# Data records
╭──
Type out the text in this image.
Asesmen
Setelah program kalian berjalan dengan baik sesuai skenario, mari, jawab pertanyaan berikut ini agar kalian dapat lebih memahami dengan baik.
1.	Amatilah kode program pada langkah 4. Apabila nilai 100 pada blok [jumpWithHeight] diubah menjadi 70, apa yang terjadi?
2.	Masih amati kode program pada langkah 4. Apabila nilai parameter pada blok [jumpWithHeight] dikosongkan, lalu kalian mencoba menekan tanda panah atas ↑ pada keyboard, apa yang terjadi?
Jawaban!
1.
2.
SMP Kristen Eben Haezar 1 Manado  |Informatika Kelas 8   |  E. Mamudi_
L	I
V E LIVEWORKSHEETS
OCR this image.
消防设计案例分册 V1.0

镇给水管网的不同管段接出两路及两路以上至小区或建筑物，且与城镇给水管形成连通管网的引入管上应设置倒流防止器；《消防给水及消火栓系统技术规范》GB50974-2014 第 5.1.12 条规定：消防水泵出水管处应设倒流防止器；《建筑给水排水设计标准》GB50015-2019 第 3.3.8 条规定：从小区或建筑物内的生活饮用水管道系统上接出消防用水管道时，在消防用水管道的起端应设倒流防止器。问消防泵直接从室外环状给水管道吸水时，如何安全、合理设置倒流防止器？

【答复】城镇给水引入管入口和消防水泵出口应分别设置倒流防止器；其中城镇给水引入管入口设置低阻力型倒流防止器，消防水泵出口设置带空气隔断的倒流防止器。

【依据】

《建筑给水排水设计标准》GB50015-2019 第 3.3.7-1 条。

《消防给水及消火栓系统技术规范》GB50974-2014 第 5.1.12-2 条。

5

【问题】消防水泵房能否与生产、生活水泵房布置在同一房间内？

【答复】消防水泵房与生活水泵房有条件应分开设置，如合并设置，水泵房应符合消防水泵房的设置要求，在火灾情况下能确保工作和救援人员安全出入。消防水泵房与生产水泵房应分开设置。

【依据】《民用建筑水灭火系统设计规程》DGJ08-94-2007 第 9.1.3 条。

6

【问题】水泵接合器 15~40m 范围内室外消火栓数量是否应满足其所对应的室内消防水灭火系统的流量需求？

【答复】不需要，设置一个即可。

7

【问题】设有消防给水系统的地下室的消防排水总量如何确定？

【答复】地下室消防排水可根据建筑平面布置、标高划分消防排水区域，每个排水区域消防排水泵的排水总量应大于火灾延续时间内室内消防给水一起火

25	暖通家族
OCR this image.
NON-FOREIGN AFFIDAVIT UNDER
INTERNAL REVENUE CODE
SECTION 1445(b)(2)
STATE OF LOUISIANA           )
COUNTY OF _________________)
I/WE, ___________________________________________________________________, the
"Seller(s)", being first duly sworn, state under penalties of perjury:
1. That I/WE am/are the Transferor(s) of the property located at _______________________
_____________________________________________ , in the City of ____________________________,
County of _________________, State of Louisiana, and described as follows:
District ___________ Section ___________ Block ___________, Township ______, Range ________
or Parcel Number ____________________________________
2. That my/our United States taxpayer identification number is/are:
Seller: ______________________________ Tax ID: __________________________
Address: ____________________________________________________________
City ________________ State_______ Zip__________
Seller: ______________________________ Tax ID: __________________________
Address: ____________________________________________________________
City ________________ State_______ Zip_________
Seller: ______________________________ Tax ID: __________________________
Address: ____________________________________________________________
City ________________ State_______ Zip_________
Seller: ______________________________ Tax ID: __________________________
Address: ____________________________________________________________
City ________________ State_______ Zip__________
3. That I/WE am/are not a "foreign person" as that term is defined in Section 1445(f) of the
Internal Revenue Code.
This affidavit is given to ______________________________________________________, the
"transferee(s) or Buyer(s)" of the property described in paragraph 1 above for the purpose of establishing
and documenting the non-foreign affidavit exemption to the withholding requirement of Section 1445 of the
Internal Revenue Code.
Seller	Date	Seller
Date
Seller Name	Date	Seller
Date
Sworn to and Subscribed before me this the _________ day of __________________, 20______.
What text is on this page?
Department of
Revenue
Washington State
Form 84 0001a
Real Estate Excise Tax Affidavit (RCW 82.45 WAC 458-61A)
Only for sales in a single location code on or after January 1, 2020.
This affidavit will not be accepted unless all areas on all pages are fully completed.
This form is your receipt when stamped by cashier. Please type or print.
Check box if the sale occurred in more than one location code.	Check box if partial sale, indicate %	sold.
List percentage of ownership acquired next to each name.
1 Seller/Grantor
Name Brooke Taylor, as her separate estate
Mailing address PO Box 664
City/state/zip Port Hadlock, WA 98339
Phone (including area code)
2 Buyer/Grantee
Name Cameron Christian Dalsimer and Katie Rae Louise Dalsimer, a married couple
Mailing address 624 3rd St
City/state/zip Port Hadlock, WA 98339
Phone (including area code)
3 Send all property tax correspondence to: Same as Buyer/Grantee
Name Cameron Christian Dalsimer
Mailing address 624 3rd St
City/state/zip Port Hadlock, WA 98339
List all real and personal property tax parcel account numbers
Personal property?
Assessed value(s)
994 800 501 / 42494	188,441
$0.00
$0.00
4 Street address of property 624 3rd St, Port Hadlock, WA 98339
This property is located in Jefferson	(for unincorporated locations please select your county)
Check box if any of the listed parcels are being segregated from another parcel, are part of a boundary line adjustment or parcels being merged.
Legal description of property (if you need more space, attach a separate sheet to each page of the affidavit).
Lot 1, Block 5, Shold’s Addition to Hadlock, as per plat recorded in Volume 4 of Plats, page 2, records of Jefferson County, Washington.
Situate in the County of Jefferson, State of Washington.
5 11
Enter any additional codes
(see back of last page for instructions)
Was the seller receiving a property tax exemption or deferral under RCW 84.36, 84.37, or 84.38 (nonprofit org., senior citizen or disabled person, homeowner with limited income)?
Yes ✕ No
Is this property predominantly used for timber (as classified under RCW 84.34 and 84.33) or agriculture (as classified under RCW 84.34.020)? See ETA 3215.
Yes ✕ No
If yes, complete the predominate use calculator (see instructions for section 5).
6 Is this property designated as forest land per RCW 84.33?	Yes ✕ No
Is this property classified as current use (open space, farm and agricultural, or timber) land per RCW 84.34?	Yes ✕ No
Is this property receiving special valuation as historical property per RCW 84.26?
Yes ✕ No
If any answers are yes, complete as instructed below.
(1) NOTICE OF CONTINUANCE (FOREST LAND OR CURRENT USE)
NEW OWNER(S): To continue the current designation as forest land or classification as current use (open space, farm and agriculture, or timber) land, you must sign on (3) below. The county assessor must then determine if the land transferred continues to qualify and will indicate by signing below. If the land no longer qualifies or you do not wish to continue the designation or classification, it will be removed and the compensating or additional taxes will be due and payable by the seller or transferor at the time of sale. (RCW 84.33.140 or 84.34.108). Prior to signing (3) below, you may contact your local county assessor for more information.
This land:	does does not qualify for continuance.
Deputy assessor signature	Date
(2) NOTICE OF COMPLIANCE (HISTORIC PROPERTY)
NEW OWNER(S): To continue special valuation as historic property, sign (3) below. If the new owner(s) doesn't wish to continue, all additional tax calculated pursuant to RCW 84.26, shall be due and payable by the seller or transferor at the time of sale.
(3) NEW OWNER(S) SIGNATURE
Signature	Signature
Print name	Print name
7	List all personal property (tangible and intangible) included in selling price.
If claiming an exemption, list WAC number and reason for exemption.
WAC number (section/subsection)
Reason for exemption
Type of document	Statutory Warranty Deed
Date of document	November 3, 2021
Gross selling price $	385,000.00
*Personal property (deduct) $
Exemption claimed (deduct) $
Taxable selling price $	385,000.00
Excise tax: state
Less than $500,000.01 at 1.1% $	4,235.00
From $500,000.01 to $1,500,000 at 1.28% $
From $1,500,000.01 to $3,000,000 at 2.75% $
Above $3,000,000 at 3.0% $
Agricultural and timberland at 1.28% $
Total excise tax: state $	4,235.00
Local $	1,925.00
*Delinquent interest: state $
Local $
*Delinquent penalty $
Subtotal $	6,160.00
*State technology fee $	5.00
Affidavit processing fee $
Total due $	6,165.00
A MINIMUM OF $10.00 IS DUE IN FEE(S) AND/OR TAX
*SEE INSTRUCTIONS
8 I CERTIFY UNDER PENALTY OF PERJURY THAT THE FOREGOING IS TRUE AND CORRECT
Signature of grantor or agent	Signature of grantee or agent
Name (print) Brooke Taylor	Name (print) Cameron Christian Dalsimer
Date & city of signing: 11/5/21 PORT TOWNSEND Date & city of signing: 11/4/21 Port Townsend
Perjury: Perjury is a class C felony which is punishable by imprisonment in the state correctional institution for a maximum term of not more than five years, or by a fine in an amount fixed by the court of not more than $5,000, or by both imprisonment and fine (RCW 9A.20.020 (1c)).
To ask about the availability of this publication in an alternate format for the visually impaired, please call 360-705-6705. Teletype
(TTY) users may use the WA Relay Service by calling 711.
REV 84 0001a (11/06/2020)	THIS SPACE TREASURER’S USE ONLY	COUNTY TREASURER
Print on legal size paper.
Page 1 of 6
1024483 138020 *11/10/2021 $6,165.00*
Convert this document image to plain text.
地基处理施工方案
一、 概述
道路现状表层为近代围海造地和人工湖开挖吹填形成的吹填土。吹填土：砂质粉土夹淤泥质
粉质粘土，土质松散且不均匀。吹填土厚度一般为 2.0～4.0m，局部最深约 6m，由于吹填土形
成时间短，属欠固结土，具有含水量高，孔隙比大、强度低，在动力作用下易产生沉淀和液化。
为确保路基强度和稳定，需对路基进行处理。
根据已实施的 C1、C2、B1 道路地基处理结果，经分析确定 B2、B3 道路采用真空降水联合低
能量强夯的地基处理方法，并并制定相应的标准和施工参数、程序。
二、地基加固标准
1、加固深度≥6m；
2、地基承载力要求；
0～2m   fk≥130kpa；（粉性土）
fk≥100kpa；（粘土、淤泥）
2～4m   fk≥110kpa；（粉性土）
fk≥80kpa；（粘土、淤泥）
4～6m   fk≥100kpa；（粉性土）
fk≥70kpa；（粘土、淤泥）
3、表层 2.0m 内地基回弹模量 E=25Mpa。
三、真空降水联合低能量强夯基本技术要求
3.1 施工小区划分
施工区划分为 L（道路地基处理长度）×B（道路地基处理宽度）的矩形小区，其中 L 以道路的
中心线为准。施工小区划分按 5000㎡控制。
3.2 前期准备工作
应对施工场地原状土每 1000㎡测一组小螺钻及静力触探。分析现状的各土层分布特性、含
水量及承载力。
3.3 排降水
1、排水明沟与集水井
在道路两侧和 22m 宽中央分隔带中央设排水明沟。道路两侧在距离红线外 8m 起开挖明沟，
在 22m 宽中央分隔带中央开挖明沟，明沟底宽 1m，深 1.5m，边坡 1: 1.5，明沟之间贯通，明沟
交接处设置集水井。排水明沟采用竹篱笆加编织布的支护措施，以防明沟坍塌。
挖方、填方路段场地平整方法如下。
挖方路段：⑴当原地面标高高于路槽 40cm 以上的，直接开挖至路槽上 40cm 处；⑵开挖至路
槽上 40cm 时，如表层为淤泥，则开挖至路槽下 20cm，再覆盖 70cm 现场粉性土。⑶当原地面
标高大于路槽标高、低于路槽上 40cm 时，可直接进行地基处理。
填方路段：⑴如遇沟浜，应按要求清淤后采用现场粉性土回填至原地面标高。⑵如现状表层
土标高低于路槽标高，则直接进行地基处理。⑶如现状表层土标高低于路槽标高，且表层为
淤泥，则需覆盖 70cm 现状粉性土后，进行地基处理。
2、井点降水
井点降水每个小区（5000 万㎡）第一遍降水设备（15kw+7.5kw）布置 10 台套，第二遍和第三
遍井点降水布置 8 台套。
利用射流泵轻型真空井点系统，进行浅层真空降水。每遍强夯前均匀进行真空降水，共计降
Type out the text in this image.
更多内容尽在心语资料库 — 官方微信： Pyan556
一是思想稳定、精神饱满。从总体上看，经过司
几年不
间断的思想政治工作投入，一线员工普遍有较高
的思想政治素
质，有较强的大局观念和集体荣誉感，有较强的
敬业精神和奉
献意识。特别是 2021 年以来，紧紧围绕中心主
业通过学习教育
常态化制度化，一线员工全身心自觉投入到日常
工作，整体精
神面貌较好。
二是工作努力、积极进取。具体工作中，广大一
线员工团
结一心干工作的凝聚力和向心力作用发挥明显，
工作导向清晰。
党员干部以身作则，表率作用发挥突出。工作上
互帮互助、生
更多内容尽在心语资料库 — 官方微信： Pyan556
╰──
# OBJECTIVE
Identify and extract each line of the listing that contains "indicate".

# COMPLETED EXERCISE
Check box if the sale occurred in more than one location code.	Check box if partial sale, indicate %	sold.
NEW OWNER(S): To continue the current designation as forest land or classification as current use (open space, farm and agriculture, or timber) land, you must sign on (3) below. The county assessor must then determine if the land transferred continues to qualify and will indicate by signing below. If the land no longer qualifies or you do not wish to continue the designation or classification, it will be removed and the compensating or additional taxes will be due and payable by the seller or transferor at the time of sale. (RCW 84.33.140 or 84.34.108). Prior to signing (3) below, you may contact your local county assessor for more information.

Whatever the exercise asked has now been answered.